#### Raw data

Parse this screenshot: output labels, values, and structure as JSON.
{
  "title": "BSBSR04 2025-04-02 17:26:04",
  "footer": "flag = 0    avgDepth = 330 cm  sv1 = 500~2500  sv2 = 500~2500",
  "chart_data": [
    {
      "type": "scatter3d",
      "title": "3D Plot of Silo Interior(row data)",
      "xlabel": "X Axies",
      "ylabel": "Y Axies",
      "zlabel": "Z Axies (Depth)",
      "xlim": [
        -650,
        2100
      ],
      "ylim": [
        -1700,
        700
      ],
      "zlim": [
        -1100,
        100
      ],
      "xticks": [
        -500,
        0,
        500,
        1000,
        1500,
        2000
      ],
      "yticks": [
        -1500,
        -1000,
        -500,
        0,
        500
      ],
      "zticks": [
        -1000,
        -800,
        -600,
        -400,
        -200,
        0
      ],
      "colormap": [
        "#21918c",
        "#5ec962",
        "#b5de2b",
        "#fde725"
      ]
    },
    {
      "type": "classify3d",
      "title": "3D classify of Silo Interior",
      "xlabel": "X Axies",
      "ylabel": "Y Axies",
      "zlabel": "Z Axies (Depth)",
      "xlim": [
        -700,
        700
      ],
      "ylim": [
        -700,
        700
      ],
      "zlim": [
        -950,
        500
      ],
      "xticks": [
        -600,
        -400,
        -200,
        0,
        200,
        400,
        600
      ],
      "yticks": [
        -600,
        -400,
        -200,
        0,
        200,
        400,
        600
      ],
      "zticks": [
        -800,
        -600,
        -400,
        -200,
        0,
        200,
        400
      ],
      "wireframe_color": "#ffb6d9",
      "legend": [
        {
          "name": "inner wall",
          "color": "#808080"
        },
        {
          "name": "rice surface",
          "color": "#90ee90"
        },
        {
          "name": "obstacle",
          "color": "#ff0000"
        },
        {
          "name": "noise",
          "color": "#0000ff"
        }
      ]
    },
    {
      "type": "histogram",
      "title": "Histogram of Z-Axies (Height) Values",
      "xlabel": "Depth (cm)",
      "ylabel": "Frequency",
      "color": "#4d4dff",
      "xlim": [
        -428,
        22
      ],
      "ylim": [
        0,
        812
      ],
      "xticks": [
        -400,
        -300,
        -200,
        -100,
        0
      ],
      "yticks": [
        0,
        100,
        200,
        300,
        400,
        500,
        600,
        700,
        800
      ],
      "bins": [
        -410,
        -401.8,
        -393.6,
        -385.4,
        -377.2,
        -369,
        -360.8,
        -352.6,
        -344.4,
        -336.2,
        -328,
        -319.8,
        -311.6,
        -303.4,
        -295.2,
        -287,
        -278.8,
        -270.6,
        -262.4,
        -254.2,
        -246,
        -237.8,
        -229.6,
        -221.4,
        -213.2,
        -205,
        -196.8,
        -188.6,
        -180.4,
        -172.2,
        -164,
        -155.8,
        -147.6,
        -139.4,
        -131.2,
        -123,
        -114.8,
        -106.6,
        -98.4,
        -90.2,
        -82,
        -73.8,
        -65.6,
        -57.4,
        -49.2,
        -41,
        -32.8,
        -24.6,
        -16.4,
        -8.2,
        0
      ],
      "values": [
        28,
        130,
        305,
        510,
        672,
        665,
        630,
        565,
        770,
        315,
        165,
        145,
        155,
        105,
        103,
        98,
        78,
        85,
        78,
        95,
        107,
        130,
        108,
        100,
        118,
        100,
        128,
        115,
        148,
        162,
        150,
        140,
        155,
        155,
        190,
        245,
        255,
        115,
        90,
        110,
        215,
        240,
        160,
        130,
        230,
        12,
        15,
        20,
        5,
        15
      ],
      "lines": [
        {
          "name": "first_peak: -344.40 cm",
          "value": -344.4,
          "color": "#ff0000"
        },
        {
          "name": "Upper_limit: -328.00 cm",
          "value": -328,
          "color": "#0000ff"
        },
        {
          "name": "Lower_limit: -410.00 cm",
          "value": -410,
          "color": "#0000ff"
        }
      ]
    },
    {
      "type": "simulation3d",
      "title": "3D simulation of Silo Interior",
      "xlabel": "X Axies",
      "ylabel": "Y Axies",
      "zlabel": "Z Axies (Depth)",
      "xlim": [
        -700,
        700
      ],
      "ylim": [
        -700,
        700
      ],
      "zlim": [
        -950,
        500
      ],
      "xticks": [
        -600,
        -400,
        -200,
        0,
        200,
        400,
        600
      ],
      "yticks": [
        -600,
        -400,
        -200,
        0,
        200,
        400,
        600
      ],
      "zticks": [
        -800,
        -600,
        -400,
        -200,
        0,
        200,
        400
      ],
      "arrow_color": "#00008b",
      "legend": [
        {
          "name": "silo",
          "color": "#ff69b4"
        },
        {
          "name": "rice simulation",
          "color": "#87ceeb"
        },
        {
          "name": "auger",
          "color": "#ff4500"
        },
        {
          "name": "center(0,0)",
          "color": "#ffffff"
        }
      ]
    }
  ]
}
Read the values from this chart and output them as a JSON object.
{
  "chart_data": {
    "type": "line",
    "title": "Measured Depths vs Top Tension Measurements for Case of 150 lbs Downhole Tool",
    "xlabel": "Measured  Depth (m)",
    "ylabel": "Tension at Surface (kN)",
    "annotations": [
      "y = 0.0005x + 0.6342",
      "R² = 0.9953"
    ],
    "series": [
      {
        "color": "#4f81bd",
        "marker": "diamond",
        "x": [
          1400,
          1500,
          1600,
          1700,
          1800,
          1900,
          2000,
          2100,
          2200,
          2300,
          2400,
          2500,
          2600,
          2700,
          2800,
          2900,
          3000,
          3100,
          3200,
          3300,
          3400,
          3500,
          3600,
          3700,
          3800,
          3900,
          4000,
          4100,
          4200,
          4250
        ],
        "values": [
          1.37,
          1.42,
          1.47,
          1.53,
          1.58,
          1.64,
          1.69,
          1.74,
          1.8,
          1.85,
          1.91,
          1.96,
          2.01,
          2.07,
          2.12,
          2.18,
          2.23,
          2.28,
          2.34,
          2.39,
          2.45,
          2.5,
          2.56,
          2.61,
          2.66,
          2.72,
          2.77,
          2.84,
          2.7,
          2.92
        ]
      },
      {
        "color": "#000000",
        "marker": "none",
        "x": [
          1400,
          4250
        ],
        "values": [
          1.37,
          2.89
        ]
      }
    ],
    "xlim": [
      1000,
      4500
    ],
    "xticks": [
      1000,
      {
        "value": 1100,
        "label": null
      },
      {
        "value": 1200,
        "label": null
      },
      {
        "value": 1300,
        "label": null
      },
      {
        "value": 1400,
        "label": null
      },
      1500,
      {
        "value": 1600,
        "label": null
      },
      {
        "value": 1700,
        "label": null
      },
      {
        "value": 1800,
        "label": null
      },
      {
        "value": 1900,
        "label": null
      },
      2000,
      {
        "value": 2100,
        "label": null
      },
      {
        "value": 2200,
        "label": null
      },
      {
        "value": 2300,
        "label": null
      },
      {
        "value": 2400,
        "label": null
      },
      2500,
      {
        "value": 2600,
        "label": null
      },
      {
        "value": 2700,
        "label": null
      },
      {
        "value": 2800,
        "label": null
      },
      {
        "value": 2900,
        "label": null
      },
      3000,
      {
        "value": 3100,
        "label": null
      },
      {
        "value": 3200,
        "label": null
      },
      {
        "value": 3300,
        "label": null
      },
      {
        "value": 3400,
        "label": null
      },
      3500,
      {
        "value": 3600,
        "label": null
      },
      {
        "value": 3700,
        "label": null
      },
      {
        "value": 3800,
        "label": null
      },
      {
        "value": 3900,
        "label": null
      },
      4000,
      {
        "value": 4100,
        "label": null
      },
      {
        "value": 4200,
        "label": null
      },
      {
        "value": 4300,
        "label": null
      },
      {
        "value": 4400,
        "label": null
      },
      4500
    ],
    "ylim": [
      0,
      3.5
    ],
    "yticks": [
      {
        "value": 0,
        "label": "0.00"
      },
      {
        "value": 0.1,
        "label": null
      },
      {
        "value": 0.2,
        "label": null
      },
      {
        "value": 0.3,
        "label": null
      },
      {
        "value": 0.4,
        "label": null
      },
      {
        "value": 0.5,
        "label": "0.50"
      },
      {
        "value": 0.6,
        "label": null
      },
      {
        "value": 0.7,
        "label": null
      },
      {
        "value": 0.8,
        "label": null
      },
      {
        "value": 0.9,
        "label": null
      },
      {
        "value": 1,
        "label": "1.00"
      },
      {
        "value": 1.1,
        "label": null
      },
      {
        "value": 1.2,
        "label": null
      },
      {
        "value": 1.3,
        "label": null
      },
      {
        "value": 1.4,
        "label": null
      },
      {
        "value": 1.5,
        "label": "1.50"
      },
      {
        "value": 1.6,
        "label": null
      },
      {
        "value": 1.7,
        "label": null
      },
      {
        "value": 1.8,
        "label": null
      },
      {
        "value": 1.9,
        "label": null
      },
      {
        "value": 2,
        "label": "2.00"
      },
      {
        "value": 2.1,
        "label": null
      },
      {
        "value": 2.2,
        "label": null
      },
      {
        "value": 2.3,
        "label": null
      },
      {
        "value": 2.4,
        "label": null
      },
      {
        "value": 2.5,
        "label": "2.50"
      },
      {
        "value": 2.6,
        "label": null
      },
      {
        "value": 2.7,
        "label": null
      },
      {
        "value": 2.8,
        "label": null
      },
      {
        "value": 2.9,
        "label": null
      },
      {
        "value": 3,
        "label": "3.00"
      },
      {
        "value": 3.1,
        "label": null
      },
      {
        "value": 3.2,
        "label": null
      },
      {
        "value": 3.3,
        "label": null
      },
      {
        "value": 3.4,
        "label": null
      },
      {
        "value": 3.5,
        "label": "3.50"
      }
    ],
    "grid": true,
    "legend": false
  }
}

#### Given instruction
Search the listing for the word "this" and return each line that holds it.

#### Reply
Parse this screenshot: output labels, values, and structure as JSON.
Read the values from this chart and output them as a JSON object.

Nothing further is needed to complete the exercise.